(Stored items)

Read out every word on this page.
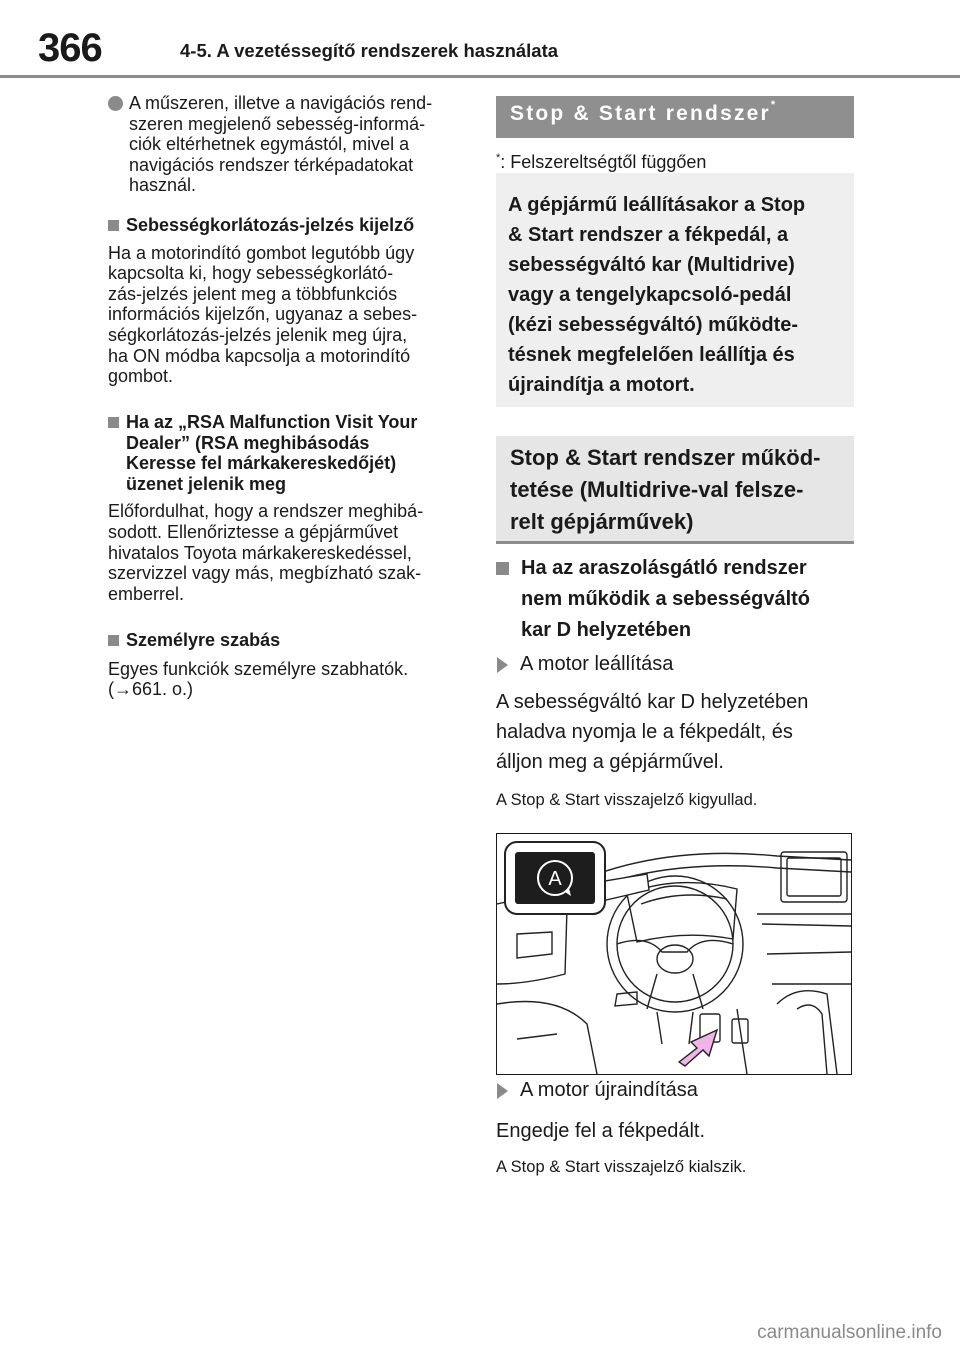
366	4-5. A vezetéssegítő rendszerek használata
A műszeren, illetve a navigációs rend-
szeren megjelenő sebesség-informá-
ciók eltérhetnek egymástól, mivel a
navigációs rendszer térképadatokat
használ.
Sebességkorlátozás-jelzés kijelző

Ha a motorindító gombot legutóbb úgy
kapcsolta ki, hogy sebességkorlátó-
zás-jelzés jelent meg a többfunkciós
információs kijelzőn, ugyanaz a sebes-
ségkorlátozás-jelzés jelenik meg újra,
ha ON módba kapcsolja a motorindító
gombot.

Ha az „RSA Malfunction Visit Your
Dealer” (RSA meghibásodás
Keresse fel márkakereskedőjét)
üzenet jelenik meg

Előfordulhat, hogy a rendszer meghibá-
sodott. Ellenőriztesse a gépjárművet
hivatalos Toyota márkakereskedéssel,
szervizzel vagy más, megbízható szak-
emberrel.

Személyre szabás

Egyes funkciók személyre szabhatók.
(→661. o.)

Stop & Start rendszer*
*: Felszereltségtől függően
A gépjármű leállításakor a Stop
& Start rendszer a fékpedál, a
sebességváltó kar (Multidrive)
vagy a tengelykapcsoló-pedál
(kézi sebességváltó) működte-
tésnek megfelelően leállítja és
újraindítja a motort.
Stop & Start rendszer működ-
tetése (Multidrive-val felsze-
relt gépjárművek)
Ha az araszolásgátló rendszer
nem működik a sebességváltó
kar D helyzetében
A motor leállítása
A sebességváltó kar D helyzetében
haladva nyomja le a fékpedált, és
álljon meg a gépjárművel.
A Stop & Start visszajelző kigyullad.
A
A motor újraindítása
Engedje fel a fékpedált.
A Stop & Start visszajelző kialszik.
carmanualsonline.info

**Your instructions:** Return every line in the listing that contains the word "gombot".

**Answer to the problem:**
Ha a motorindító gombot legutóbb úgy
gombot.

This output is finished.